::: Records provided
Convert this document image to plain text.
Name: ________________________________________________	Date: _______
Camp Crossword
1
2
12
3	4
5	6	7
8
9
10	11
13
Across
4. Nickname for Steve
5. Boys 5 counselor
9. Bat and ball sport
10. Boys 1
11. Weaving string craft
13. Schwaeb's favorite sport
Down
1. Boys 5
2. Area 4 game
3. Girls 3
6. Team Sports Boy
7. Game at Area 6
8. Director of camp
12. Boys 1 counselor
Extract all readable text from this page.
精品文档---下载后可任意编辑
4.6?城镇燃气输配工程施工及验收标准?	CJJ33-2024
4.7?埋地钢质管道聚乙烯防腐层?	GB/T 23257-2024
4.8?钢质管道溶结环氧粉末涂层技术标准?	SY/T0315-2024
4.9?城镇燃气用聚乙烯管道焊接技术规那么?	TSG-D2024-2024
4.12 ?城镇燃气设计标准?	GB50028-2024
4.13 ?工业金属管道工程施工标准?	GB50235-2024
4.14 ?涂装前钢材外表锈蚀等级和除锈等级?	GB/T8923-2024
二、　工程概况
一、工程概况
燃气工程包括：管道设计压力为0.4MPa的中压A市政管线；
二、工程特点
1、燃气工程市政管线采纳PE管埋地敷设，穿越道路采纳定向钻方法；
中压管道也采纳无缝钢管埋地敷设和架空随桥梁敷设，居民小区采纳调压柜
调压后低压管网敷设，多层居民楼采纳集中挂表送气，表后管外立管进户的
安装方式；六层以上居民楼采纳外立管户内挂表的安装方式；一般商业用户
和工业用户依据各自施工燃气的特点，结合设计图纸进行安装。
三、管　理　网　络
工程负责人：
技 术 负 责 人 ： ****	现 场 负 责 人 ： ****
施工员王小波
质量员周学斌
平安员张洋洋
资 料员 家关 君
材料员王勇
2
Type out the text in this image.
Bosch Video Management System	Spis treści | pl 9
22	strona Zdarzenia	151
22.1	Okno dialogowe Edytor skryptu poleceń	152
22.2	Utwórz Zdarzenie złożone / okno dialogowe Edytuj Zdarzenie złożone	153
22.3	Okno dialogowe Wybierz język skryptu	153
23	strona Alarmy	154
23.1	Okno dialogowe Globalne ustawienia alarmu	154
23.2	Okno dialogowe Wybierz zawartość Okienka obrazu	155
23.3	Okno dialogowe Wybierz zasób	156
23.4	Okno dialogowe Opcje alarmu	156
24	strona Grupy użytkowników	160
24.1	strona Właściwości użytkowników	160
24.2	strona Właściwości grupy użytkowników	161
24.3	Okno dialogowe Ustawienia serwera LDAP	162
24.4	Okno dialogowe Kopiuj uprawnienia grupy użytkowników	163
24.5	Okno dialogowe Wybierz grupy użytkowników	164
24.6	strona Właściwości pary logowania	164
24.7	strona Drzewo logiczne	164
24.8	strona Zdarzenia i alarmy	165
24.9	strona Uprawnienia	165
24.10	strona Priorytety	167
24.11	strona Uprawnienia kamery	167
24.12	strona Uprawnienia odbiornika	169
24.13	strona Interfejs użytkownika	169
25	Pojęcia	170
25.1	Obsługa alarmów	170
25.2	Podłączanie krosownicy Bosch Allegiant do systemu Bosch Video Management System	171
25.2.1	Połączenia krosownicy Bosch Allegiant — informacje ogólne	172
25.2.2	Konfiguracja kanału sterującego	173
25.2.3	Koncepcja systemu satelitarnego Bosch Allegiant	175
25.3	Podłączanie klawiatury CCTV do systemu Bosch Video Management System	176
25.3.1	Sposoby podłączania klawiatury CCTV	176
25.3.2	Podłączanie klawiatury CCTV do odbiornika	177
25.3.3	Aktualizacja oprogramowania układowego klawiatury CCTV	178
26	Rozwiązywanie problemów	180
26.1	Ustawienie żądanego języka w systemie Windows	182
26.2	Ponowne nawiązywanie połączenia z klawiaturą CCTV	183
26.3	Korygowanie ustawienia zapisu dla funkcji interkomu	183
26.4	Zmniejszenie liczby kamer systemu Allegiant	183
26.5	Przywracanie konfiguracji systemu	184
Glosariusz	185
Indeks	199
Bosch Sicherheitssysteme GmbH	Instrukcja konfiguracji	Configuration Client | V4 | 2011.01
::::::
What the task requires ▸
Copy down the whole of the data above, matching it exactly.

Solved problem ▸
Convert this document image to plain text.
Name: ________________________________________________	Date: _______
Camp Crossword
1
2
12
3	4
5	6	7
8
9
10	11
13
Across
4. Nickname for Steve
5. Boys 5 counselor
9. Bat and ball sport
10. Boys 1
11. Weaving string craft
13. Schwaeb's favorite sport
Down
1. Boys 5
2. Area 4 game
3. Girls 3
6. Team Sports Boy
7. Game at Area 6
8. Director of camp
12. Boys 1 counselor
Extract all readable text from this page.
精品文档---下载后可任意编辑
4.6?城镇燃气输配工程施工及验收标准?	CJJ33-2024
4.7?埋地钢质管道聚乙烯防腐层?	GB/T 23257-2024
4.8?钢质管道溶结环氧粉末涂层技术标准?	SY/T0315-2024
4.9?城镇燃气用聚乙烯管道焊接技术规那么?	TSG-D2024-2024
4.12 ?城镇燃气设计标准?	GB50028-2024
4.13 ?工业金属管道工程施工标准?	GB50235-2024
4.14 ?涂装前钢材外表锈蚀等级和除锈等级?	GB/T8923-2024
二、　工程概况
一、工程概况
燃气工程包括：管道设计压力为0.4MPa的中压A市政管线；
二、工程特点
1、燃气工程市政管线采纳PE管埋地敷设，穿越道路采纳定向钻方法；
中压管道也采纳无缝钢管埋地敷设和架空随桥梁敷设，居民小区采纳调压柜
调压后低压管网敷设，多层居民楼采纳集中挂表送气，表后管外立管进户的
安装方式；六层以上居民楼采纳外立管户内挂表的安装方式；一般商业用户
和工业用户依据各自施工燃气的特点，结合设计图纸进行安装。
三、管　理　网　络
工程负责人：
技 术 负 责 人 ： ****	现 场 负 责 人 ： ****
施工员王小波
质量员周学斌
平安员张洋洋
资 料员 家关 君
材料员王勇
2
Type out the text in this image.
Bosch Video Management System	Spis treści | pl 9
22	strona Zdarzenia	151
22.1	Okno dialogowe Edytor skryptu poleceń	152
22.2	Utwórz Zdarzenie złożone / okno dialogowe Edytuj Zdarzenie złożone	153
22.3	Okno dialogowe Wybierz język skryptu	153
23	strona Alarmy	154
23.1	Okno dialogowe Globalne ustawienia alarmu	154
23.2	Okno dialogowe Wybierz zawartość Okienka obrazu	155
23.3	Okno dialogowe Wybierz zasób	156
23.4	Okno dialogowe Opcje alarmu	156
24	strona Grupy użytkowników	160
24.1	strona Właściwości użytkowników	160
24.2	strona Właściwości grupy użytkowników	161
24.3	Okno dialogowe Ustawienia serwera LDAP	162
24.4	Okno dialogowe Kopiuj uprawnienia grupy użytkowników	163
24.5	Okno dialogowe Wybierz grupy użytkowników	164
24.6	strona Właściwości pary logowania	164
24.7	strona Drzewo logiczne	164
24.8	strona Zdarzenia i alarmy	165
24.9	strona Uprawnienia	165
24.10	strona Priorytety	167
24.11	strona Uprawnienia kamery	167
24.12	strona Uprawnienia odbiornika	169
24.13	strona Interfejs użytkownika	169
25	Pojęcia	170
25.1	Obsługa alarmów	170
25.2	Podłączanie krosownicy Bosch Allegiant do systemu Bosch Video Management System	171
25.2.1	Połączenia krosownicy Bosch Allegiant — informacje ogólne	172
25.2.2	Konfiguracja kanału sterującego	173
25.2.3	Koncepcja systemu satelitarnego Bosch Allegiant	175
25.3	Podłączanie klawiatury CCTV do systemu Bosch Video Management System	176
25.3.1	Sposoby podłączania klawiatury CCTV	176
25.3.2	Podłączanie klawiatury CCTV do odbiornika	177
25.3.3	Aktualizacja oprogramowania układowego klawiatury CCTV	178
26	Rozwiązywanie problemów	180
26.1	Ustawienie żądanego języka w systemie Windows	182
26.2	Ponowne nawiązywanie połączenia z klawiaturą CCTV	183
26.3	Korygowanie ustawienia zapisu dla funkcji interkomu	183
26.4	Zmniejszenie liczby kamer systemu Allegiant	183
26.5	Przywracanie konfiguracji systemu	184
Glosariusz	185
Indeks	199
Bosch Sicherheitssysteme GmbH	Instrukcja konfiguracji	Configuration Client | V4 | 2011.01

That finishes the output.